Figure dataset records
□ □ □
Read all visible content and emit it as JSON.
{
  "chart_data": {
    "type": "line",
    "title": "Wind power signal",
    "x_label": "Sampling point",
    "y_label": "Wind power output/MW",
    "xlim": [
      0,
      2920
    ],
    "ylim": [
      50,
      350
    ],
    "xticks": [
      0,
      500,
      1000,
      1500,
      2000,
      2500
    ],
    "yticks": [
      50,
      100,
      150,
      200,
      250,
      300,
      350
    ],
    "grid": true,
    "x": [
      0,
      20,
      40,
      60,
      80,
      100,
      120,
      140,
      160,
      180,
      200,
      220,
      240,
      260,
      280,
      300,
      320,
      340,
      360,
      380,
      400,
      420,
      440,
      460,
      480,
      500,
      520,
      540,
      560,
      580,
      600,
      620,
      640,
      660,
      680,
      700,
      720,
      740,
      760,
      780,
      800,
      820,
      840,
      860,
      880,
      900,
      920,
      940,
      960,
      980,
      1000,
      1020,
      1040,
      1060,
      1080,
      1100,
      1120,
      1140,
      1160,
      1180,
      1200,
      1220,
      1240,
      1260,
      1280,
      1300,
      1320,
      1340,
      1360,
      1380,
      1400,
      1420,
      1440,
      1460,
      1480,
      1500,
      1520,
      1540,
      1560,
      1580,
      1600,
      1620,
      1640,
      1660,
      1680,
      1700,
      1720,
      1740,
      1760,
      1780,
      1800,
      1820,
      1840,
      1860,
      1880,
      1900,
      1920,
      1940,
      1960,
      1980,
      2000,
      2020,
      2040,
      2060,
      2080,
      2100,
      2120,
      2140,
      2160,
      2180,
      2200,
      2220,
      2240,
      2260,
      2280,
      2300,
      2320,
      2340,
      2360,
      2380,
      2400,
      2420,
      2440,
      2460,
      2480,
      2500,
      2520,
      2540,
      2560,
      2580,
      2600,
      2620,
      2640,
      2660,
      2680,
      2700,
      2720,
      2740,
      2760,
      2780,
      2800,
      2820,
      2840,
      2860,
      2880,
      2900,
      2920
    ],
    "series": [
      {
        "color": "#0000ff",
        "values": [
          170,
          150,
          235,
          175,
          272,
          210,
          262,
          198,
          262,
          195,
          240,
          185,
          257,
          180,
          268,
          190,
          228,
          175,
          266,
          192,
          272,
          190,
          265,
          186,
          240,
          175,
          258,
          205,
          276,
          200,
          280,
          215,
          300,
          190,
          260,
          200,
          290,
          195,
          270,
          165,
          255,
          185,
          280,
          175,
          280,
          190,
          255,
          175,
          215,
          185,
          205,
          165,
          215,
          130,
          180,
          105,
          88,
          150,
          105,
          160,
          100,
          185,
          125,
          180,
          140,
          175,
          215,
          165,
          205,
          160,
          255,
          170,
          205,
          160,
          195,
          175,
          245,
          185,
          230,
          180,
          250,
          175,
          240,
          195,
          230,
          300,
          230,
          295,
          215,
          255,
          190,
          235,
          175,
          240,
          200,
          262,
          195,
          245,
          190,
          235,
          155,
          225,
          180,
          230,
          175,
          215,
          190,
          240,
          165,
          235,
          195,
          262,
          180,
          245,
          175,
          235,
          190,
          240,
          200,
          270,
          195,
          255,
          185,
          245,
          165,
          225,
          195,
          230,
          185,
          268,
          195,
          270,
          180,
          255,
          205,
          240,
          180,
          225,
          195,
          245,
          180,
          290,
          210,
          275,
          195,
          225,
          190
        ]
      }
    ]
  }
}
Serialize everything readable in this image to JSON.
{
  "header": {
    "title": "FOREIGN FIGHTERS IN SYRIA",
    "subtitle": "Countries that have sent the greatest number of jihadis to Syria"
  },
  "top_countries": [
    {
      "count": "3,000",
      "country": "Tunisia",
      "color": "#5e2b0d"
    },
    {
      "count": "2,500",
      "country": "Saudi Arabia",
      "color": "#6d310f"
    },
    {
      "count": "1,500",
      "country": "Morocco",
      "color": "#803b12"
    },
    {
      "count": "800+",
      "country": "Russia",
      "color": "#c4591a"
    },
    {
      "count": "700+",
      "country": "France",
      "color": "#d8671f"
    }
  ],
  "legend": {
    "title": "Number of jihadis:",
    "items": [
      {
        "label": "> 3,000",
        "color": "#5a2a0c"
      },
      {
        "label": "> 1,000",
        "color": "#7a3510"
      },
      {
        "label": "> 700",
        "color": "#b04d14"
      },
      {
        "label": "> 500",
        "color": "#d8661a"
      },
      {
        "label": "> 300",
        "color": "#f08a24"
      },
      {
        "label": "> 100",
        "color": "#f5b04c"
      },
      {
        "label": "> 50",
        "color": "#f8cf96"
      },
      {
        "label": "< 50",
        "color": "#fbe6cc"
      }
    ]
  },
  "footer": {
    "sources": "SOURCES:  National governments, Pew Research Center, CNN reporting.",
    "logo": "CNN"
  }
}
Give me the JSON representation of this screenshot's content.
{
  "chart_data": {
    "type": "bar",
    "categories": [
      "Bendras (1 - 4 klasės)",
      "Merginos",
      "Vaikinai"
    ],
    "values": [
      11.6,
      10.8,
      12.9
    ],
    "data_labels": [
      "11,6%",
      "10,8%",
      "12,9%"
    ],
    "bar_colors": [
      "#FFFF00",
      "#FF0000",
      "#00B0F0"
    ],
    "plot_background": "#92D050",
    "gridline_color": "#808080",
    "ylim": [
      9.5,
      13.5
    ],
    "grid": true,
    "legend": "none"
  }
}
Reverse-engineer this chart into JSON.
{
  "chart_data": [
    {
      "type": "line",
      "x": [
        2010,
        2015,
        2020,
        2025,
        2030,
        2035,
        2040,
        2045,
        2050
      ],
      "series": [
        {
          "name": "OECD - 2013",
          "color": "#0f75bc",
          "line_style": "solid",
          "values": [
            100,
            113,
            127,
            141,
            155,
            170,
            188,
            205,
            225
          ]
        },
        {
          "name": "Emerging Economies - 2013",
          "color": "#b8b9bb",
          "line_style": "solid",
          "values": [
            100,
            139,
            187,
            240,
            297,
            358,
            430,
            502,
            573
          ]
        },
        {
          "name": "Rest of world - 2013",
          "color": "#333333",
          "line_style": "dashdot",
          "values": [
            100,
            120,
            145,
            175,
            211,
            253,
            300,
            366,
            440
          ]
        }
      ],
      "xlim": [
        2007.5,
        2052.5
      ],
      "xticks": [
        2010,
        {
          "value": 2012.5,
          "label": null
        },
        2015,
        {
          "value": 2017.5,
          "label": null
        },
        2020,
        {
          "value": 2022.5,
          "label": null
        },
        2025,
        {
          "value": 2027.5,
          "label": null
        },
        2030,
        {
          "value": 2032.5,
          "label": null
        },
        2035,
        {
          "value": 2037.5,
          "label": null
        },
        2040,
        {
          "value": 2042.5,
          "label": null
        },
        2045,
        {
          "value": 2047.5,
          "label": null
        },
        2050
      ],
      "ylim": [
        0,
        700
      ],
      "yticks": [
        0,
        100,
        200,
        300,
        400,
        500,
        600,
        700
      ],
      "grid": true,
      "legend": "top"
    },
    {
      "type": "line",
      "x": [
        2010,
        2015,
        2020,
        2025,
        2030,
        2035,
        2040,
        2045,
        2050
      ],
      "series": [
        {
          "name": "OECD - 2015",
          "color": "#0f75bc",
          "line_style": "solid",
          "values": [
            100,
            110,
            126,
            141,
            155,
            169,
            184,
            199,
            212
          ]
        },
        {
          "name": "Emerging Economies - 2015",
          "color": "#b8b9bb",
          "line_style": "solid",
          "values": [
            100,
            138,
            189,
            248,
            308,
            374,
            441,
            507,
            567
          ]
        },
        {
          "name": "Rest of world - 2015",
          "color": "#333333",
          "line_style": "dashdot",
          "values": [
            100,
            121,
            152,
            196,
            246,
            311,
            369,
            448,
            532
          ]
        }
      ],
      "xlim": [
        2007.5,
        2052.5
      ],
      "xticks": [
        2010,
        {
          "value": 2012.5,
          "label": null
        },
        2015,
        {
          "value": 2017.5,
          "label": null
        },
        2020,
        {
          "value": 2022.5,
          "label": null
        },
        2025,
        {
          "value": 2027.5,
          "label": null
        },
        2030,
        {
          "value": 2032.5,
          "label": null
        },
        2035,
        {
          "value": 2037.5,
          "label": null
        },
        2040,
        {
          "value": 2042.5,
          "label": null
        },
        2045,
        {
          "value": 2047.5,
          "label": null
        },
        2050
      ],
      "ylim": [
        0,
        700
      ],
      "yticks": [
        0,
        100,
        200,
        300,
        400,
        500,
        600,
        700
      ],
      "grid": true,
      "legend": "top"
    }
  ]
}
□ □ □
Go through the entries above and pull out each line with "type" in it.

* WRITTEN ANSWER
    "type": "line",
    "type": "bar",
      "type": "line",
      "type": "line",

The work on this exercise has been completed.